Element and coordinate records:

/---

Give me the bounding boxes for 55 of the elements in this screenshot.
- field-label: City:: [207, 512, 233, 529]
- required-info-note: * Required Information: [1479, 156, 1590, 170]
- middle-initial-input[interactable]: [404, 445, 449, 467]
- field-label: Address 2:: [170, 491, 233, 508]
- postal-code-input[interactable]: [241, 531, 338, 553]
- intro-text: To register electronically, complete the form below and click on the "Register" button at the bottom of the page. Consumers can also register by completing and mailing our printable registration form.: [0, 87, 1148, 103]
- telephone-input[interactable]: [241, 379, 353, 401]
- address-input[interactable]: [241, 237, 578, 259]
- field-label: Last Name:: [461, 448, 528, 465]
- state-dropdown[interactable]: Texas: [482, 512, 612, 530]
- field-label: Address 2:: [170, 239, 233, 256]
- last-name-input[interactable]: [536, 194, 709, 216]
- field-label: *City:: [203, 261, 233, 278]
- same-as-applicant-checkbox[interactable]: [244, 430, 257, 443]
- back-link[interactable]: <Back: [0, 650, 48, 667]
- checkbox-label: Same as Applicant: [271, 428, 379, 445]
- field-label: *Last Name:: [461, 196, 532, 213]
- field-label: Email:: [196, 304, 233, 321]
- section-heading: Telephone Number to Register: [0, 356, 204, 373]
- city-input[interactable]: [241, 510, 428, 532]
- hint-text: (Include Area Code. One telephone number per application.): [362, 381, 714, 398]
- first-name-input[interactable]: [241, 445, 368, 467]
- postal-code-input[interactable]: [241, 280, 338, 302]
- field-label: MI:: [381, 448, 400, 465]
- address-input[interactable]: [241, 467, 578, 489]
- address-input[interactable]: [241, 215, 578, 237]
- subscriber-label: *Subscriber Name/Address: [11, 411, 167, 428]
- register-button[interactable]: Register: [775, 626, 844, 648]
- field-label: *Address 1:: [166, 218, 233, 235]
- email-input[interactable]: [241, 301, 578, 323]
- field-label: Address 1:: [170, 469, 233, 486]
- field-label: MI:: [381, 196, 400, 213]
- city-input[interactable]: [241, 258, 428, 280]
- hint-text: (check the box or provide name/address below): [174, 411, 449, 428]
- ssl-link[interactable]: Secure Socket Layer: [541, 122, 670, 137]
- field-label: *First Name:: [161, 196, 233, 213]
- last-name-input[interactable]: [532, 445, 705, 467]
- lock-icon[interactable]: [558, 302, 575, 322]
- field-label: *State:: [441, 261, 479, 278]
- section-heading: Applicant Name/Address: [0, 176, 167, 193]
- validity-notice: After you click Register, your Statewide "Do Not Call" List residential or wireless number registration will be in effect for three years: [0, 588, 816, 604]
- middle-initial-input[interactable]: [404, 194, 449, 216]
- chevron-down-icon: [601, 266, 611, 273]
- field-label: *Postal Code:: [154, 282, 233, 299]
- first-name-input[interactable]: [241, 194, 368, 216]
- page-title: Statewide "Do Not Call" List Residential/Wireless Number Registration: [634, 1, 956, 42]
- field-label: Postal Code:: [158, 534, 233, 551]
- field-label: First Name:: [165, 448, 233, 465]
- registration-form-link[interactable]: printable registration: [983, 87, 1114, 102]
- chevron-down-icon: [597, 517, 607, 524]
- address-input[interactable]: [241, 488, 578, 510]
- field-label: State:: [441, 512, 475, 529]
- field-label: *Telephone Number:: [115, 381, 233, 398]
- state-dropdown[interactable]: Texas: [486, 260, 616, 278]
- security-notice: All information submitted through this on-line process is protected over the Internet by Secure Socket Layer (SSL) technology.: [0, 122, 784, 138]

\---

- Exercise instructions: Copy the listing above line for line, without changing a single character.

- Task solution:
Give me the bounding boxes for 55 of the elements in this screenshot.
- field-label: City:: [207, 512, 233, 529]
- required-info-note: * Required Information: [1479, 156, 1590, 170]
- middle-initial-input[interactable]: [404, 445, 449, 467]
- field-label: Address 2:: [170, 491, 233, 508]
- postal-code-input[interactable]: [241, 531, 338, 553]
- intro-text: To register electronically, complete the form below and click on the "Register" button at the bottom of the page. Consumers can also register by completing and mailing our printable registration form.: [0, 87, 1148, 103]
- telephone-input[interactable]: [241, 379, 353, 401]
- address-input[interactable]: [241, 237, 578, 259]
- field-label: Last Name:: [461, 448, 528, 465]
- state-dropdown[interactable]: Texas: [482, 512, 612, 530]
- field-label: Address 2:: [170, 239, 233, 256]
- last-name-input[interactable]: [536, 194, 709, 216]
- field-label: *City:: [203, 261, 233, 278]
- same-as-applicant-checkbox[interactable]: [244, 430, 257, 443]
- back-link[interactable]: <Back: [0, 650, 48, 667]
- checkbox-label: Same as Applicant: [271, 428, 379, 445]
- field-label: *Last Name:: [461, 196, 532, 213]
- field-label: Email:: [196, 304, 233, 321]
- section-heading: Telephone Number to Register: [0, 356, 204, 373]
- city-input[interactable]: [241, 510, 428, 532]
- hint-text: (Include Area Code. One telephone number per application.): [362, 381, 714, 398]
- first-name-input[interactable]: [241, 445, 368, 467]
- postal-code-input[interactable]: [241, 280, 338, 302]
- field-label: MI:: [381, 448, 400, 465]
- address-input[interactable]: [241, 467, 578, 489]
- address-input[interactable]: [241, 215, 578, 237]
- subscriber-label: *Subscriber Name/Address: [11, 411, 167, 428]
- register-button[interactable]: Register: [775, 626, 844, 648]
- field-label: *Address 1:: [166, 218, 233, 235]
- email-input[interactable]: [241, 301, 578, 323]
- field-label: Address 1:: [170, 469, 233, 486]
- field-label: MI:: [381, 196, 400, 213]
- city-input[interactable]: [241, 258, 428, 280]
- hint-text: (check the box or provide name/address below): [174, 411, 449, 428]
- ssl-link[interactable]: Secure Socket Layer: [541, 122, 670, 137]
- field-label: *First Name:: [161, 196, 233, 213]
- last-name-input[interactable]: [532, 445, 705, 467]
- lock-icon[interactable]: [558, 302, 575, 322]
- field-label: *State:: [441, 261, 479, 278]
- section-heading: Applicant Name/Address: [0, 176, 167, 193]
- validity-notice: After you click Register, your Statewide "Do Not Call" List residential or wireless number registration will be in effect for three years: [0, 588, 816, 604]
- middle-initial-input[interactable]: [404, 194, 449, 216]
- chevron-down-icon: [601, 266, 611, 273]
- field-label: *Postal Code:: [154, 282, 233, 299]
- first-name-input[interactable]: [241, 194, 368, 216]
- page-title: Statewide "Do Not Call" List Residential/Wireless Number Registration: [634, 1, 956, 42]
- field-label: Postal Code:: [158, 534, 233, 551]
- field-label: First Name:: [165, 448, 233, 465]
- registration-form-link[interactable]: printable registration: [983, 87, 1114, 102]
- chevron-down-icon: [597, 517, 607, 524]
- address-input[interactable]: [241, 488, 578, 510]
- field-label: State:: [441, 512, 475, 529]
- field-label: *Telephone Number:: [115, 381, 233, 398]
- state-dropdown[interactable]: Texas: [486, 260, 616, 278]
- security-notice: All information submitted through this on-line process is protected over the Internet by Secure Socket Layer (SSL) technology.: [0, 122, 784, 138]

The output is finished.